§ **WRITTEN TASK**
Show all lines that include the string "Manufacturer"; copy each one.

§ **SOURCE MATERIAL**

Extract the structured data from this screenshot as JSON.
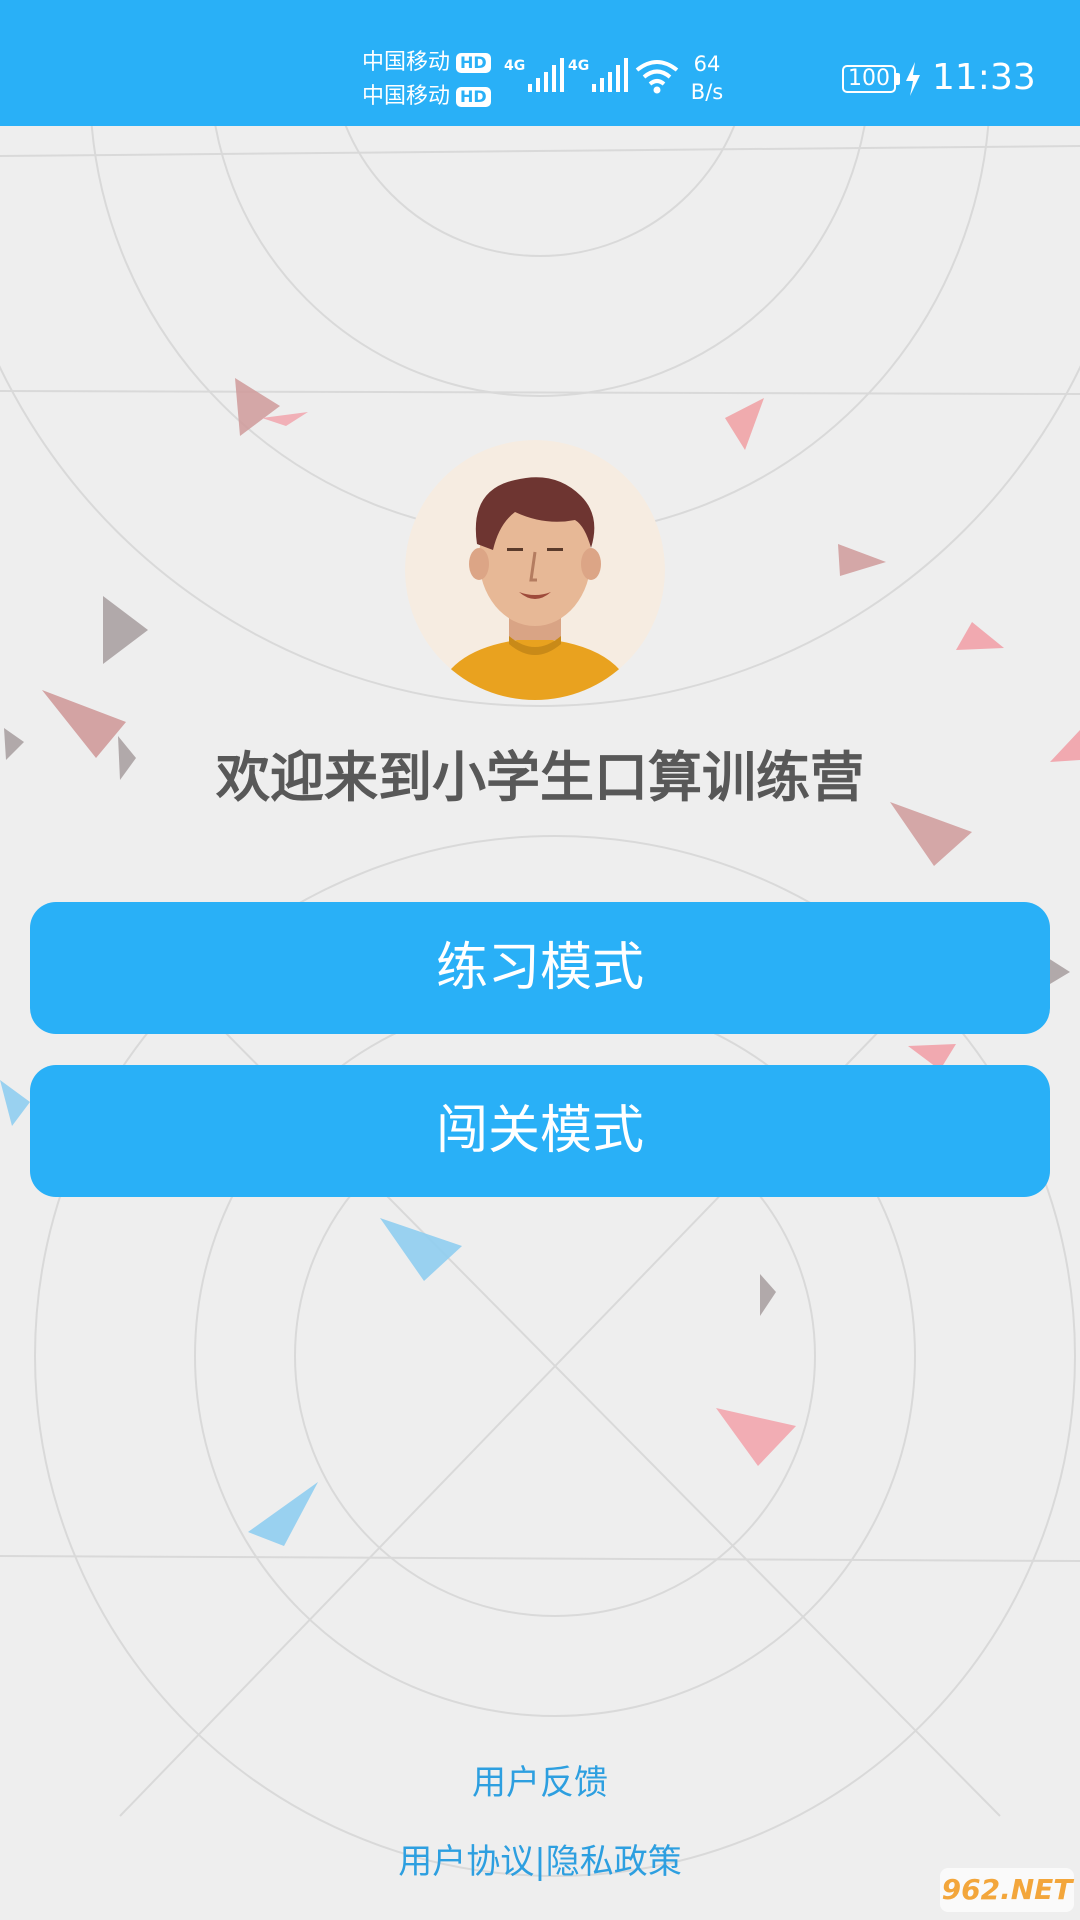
{
  "status_bar": {
    "carrier_1": "中国移动",
    "carrier_2": "中国移动",
    "hd_badge": "HD",
    "network_type_1": "4G",
    "network_type_2": "4G",
    "net_speed_value": "64",
    "net_speed_unit": "B/s",
    "battery_level": "100",
    "time": "11:33",
    "icons": [
      "hd-icon",
      "signal-icon",
      "wifi-icon",
      "battery-icon",
      "charging-bolt-icon"
    ]
  },
  "main": {
    "welcome_title": "欢迎来到小学生口算训练营",
    "avatar_icon": "user-avatar-icon",
    "practice_mode_label": "练习模式",
    "challenge_mode_label": "闯关模式"
  },
  "footer": {
    "feedback_link": "用户反馈",
    "agreement_link": "用户协议",
    "separator": "|",
    "privacy_link": "隐私政策"
  },
  "watermark": {
    "text": "962.NET"
  },
  "colors": {
    "primary": "#29b0f7",
    "background": "#eeeeee",
    "title_text": "#585858",
    "link_text": "#2d9fe0"
  }
}
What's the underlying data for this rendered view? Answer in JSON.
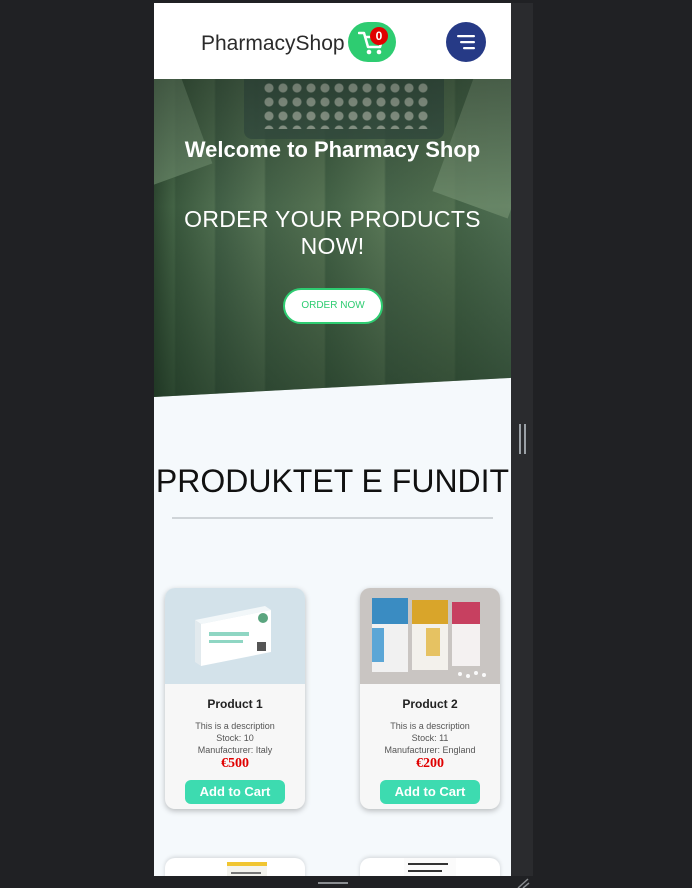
{
  "navbar": {
    "brand": "PharmacyShop",
    "cart_count": "0",
    "cart_icon": "cart-icon",
    "menu_icon": "menu-icon",
    "cart_color": "#2ecc71",
    "menu_color": "#263a86"
  },
  "hero": {
    "title": "Welcome to Pharmacy Shop",
    "subtitle": "ORDER YOUR PRODUCTS NOW!",
    "order_button": "ORDER NOW"
  },
  "section": {
    "title": "PRODUKTET E FUNDIT"
  },
  "products": [
    {
      "name": "Product 1",
      "description": "This is a description",
      "stock": "Stock: 10",
      "manufacturer": "Manufacturer: Italy",
      "price": "€500",
      "button": "Add to Cart"
    },
    {
      "name": "Product 2",
      "description": "This is a description",
      "stock": "Stock: 11",
      "manufacturer": "Manufacturer: England",
      "price": "€200",
      "button": "Add to Cart"
    }
  ],
  "colors": {
    "accent": "#2ecc71",
    "add_to_cart": "#3ddbb0",
    "price": "#e00000",
    "cart_badge": "#e00000"
  }
}
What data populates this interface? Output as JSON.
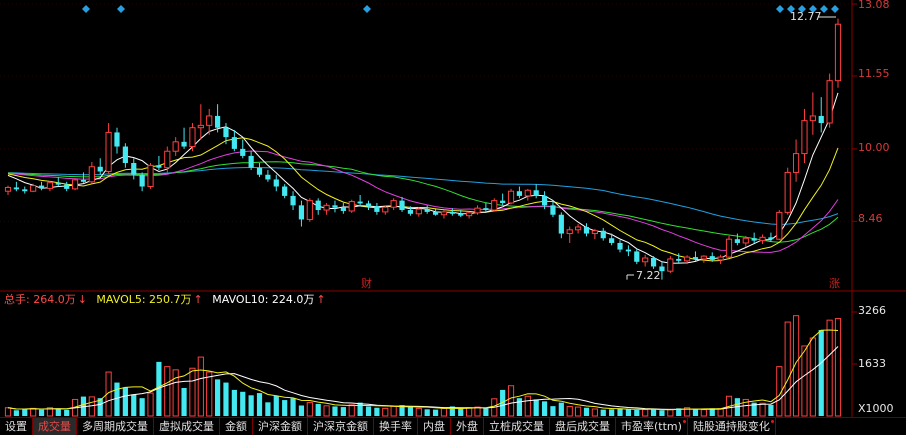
{
  "price_axis": {
    "ticks": [
      "13.08",
      "11.55",
      "10.00",
      "8.46"
    ],
    "ymin": 7.0,
    "ymax": 13.08
  },
  "annotations": {
    "high": "12.77",
    "low": "7.22",
    "event_left": "财",
    "event_right": "涨"
  },
  "volume_legend": {
    "total": "总手: 264.0万",
    "total_arrow": "↓",
    "mavol5": "MAVOL5: 250.7万",
    "mavol5_arrow": "↑",
    "mavol10": "MAVOL10: 224.0万",
    "mavol10_arrow": "↑"
  },
  "volume_axis": {
    "ticks": [
      "3266",
      "1633"
    ],
    "unit": "X1000",
    "ymax": 3266
  },
  "tabs": [
    {
      "label": "设置",
      "active": false,
      "sup": false
    },
    {
      "label": "成交量",
      "active": true,
      "sup": false
    },
    {
      "label": "多周期成交量",
      "active": false,
      "sup": false
    },
    {
      "label": "虚拟成交量",
      "active": false,
      "sup": false
    },
    {
      "label": "金额",
      "active": false,
      "sup": false
    },
    {
      "label": "沪深金额",
      "active": false,
      "sup": false
    },
    {
      "label": "沪深京金额",
      "active": false,
      "sup": false
    },
    {
      "label": "换手率",
      "active": false,
      "sup": false
    },
    {
      "label": "内盘",
      "active": false,
      "sup": false
    },
    {
      "label": "外盘",
      "active": false,
      "sup": false
    },
    {
      "label": "立桩成交量",
      "active": false,
      "sup": false
    },
    {
      "label": "盘后成交量",
      "active": false,
      "sup": false
    },
    {
      "label": "市盈率(ttm)",
      "active": false,
      "sup": true
    },
    {
      "label": "陆股通持股变化",
      "active": false,
      "sup": true
    }
  ],
  "colors": {
    "up": "#ff4040",
    "down": "#44e8f0",
    "ma5": "#ffffff",
    "ma10": "#f0f020",
    "ma20": "#e040e0",
    "ma30": "#30e030",
    "ma60": "#20a0e0",
    "grid": "#8a0000",
    "marker": "#28a0e0"
  },
  "chart_data": {
    "type": "candlestick",
    "series": [
      {
        "name": "price",
        "candles": [
          [
            9.1,
            9.22,
            9.02,
            9.18
          ],
          [
            9.18,
            9.3,
            9.1,
            9.14
          ],
          [
            9.14,
            9.2,
            9.05,
            9.1
          ],
          [
            9.1,
            9.26,
            9.08,
            9.22
          ],
          [
            9.22,
            9.3,
            9.12,
            9.16
          ],
          [
            9.16,
            9.32,
            9.1,
            9.28
          ],
          [
            9.28,
            9.4,
            9.2,
            9.24
          ],
          [
            9.24,
            9.3,
            9.1,
            9.15
          ],
          [
            9.15,
            9.38,
            9.12,
            9.34
          ],
          [
            9.34,
            9.5,
            9.28,
            9.3
          ],
          [
            9.3,
            9.72,
            9.26,
            9.62
          ],
          [
            9.62,
            9.8,
            9.45,
            9.52
          ],
          [
            9.52,
            10.55,
            9.48,
            10.35
          ],
          [
            10.35,
            10.45,
            9.9,
            10.05
          ],
          [
            10.05,
            10.12,
            9.6,
            9.7
          ],
          [
            9.7,
            9.8,
            9.35,
            9.45
          ],
          [
            9.45,
            9.5,
            9.1,
            9.2
          ],
          [
            9.2,
            9.7,
            9.15,
            9.65
          ],
          [
            9.65,
            9.85,
            9.55,
            9.6
          ],
          [
            9.6,
            10.05,
            9.5,
            9.95
          ],
          [
            9.95,
            10.25,
            9.85,
            10.15
          ],
          [
            10.15,
            10.45,
            10.0,
            10.05
          ],
          [
            10.05,
            10.55,
            9.95,
            10.45
          ],
          [
            10.45,
            10.95,
            10.2,
            10.5
          ],
          [
            10.5,
            10.85,
            10.3,
            10.7
          ],
          [
            10.7,
            10.95,
            10.35,
            10.45
          ],
          [
            10.45,
            10.55,
            10.1,
            10.25
          ],
          [
            10.25,
            10.4,
            9.95,
            10.0
          ],
          [
            10.0,
            10.2,
            9.8,
            9.85
          ],
          [
            9.85,
            9.95,
            9.55,
            9.6
          ],
          [
            9.6,
            9.7,
            9.4,
            9.45
          ],
          [
            9.45,
            9.55,
            9.3,
            9.35
          ],
          [
            9.35,
            9.45,
            9.1,
            9.2
          ],
          [
            9.2,
            9.25,
            8.95,
            9.0
          ],
          [
            9.0,
            9.1,
            8.7,
            8.8
          ],
          [
            8.8,
            8.9,
            8.35,
            8.5
          ],
          [
            8.5,
            8.95,
            8.45,
            8.9
          ],
          [
            8.9,
            8.95,
            8.6,
            8.7
          ],
          [
            8.7,
            8.85,
            8.6,
            8.8
          ],
          [
            8.8,
            8.9,
            8.65,
            8.75
          ],
          [
            8.75,
            8.85,
            8.62,
            8.68
          ],
          [
            8.68,
            8.92,
            8.64,
            8.88
          ],
          [
            8.88,
            9.02,
            8.78,
            8.84
          ],
          [
            8.84,
            8.9,
            8.7,
            8.78
          ],
          [
            8.78,
            8.85,
            8.6,
            8.66
          ],
          [
            8.66,
            8.8,
            8.6,
            8.76
          ],
          [
            8.76,
            8.95,
            8.7,
            8.9
          ],
          [
            8.9,
            8.98,
            8.66,
            8.7
          ],
          [
            8.7,
            8.78,
            8.58,
            8.62
          ],
          [
            8.62,
            8.76,
            8.56,
            8.72
          ],
          [
            8.72,
            8.8,
            8.62,
            8.66
          ],
          [
            8.66,
            8.74,
            8.58,
            8.6
          ],
          [
            8.6,
            8.7,
            8.52,
            8.66
          ],
          [
            8.66,
            8.74,
            8.58,
            8.62
          ],
          [
            8.62,
            8.7,
            8.55,
            8.58
          ],
          [
            8.58,
            8.66,
            8.52,
            8.64
          ],
          [
            8.64,
            8.8,
            8.6,
            8.74
          ],
          [
            8.74,
            8.86,
            8.66,
            8.7
          ],
          [
            8.7,
            8.95,
            8.68,
            8.9
          ],
          [
            8.9,
            9.05,
            8.8,
            8.85
          ],
          [
            8.85,
            9.15,
            8.82,
            9.1
          ],
          [
            9.1,
            9.2,
            8.95,
            9.0
          ],
          [
            9.0,
            9.15,
            8.9,
            9.12
          ],
          [
            9.12,
            9.25,
            8.95,
            9.0
          ],
          [
            9.0,
            9.1,
            8.72,
            8.8
          ],
          [
            8.8,
            8.9,
            8.55,
            8.6
          ],
          [
            8.6,
            8.65,
            8.1,
            8.2
          ],
          [
            8.2,
            8.35,
            8.0,
            8.28
          ],
          [
            8.28,
            8.4,
            8.2,
            8.34
          ],
          [
            8.34,
            8.42,
            8.14,
            8.2
          ],
          [
            8.2,
            8.3,
            8.08,
            8.26
          ],
          [
            8.26,
            8.32,
            8.05,
            8.1
          ],
          [
            8.1,
            8.2,
            7.95,
            8.0
          ],
          [
            8.0,
            8.06,
            7.8,
            7.86
          ],
          [
            7.86,
            7.95,
            7.72,
            7.82
          ],
          [
            7.82,
            7.88,
            7.55,
            7.6
          ],
          [
            7.6,
            7.75,
            7.5,
            7.68
          ],
          [
            7.68,
            7.72,
            7.45,
            7.5
          ],
          [
            7.5,
            7.6,
            7.22,
            7.4
          ],
          [
            7.4,
            7.72,
            7.36,
            7.66
          ],
          [
            7.66,
            7.78,
            7.58,
            7.62
          ],
          [
            7.62,
            7.74,
            7.55,
            7.7
          ],
          [
            7.7,
            7.82,
            7.62,
            7.66
          ],
          [
            7.66,
            7.74,
            7.58,
            7.72
          ],
          [
            7.72,
            7.8,
            7.6,
            7.64
          ],
          [
            7.64,
            7.75,
            7.55,
            7.7
          ],
          [
            7.7,
            8.15,
            7.68,
            8.08
          ],
          [
            8.08,
            8.2,
            7.95,
            8.0
          ],
          [
            8.0,
            8.15,
            7.92,
            8.1
          ],
          [
            8.1,
            8.22,
            8.0,
            8.05
          ],
          [
            8.05,
            8.18,
            7.98,
            8.12
          ],
          [
            8.12,
            8.22,
            8.02,
            8.08
          ],
          [
            8.08,
            8.7,
            8.06,
            8.65
          ],
          [
            8.65,
            9.6,
            8.6,
            9.5
          ],
          [
            9.5,
            10.2,
            9.3,
            9.9
          ],
          [
            9.9,
            10.85,
            9.7,
            10.6
          ],
          [
            10.6,
            11.2,
            10.3,
            10.7
          ],
          [
            10.7,
            11.1,
            10.35,
            10.55
          ],
          [
            10.55,
            11.6,
            10.45,
            11.45
          ],
          [
            11.45,
            12.77,
            11.3,
            12.65
          ]
        ]
      },
      {
        "name": "volume",
        "values": [
          260,
          180,
          220,
          240,
          200,
          260,
          230,
          190,
          520,
          610,
          600,
          560,
          1380,
          1050,
          900,
          680,
          560,
          720,
          1700,
          1550,
          1450,
          880,
          1500,
          1850,
          1380,
          1150,
          1050,
          820,
          760,
          650,
          720,
          430,
          630,
          500,
          560,
          330,
          420,
          380,
          320,
          300,
          280,
          350,
          420,
          300,
          260,
          240,
          300,
          340,
          300,
          240,
          210,
          200,
          240,
          300,
          230,
          260,
          280,
          240,
          540,
          820,
          950,
          560,
          620,
          520,
          460,
          310,
          420,
          300,
          280,
          260,
          220,
          200,
          210,
          240,
          220,
          190,
          200,
          220,
          180,
          200,
          240,
          260,
          210,
          200,
          240,
          230,
          620,
          560,
          520,
          420,
          400,
          350,
          1550,
          2950,
          3150,
          2200,
          2450,
          2700,
          3010,
          3060
        ]
      }
    ],
    "ylim": [
      7.0,
      13.08
    ]
  }
}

§ **WORKED ANSWER**
      "manufacturer": "Manufacturer: Italy",
      "manufacturer": "Manufacturer: England",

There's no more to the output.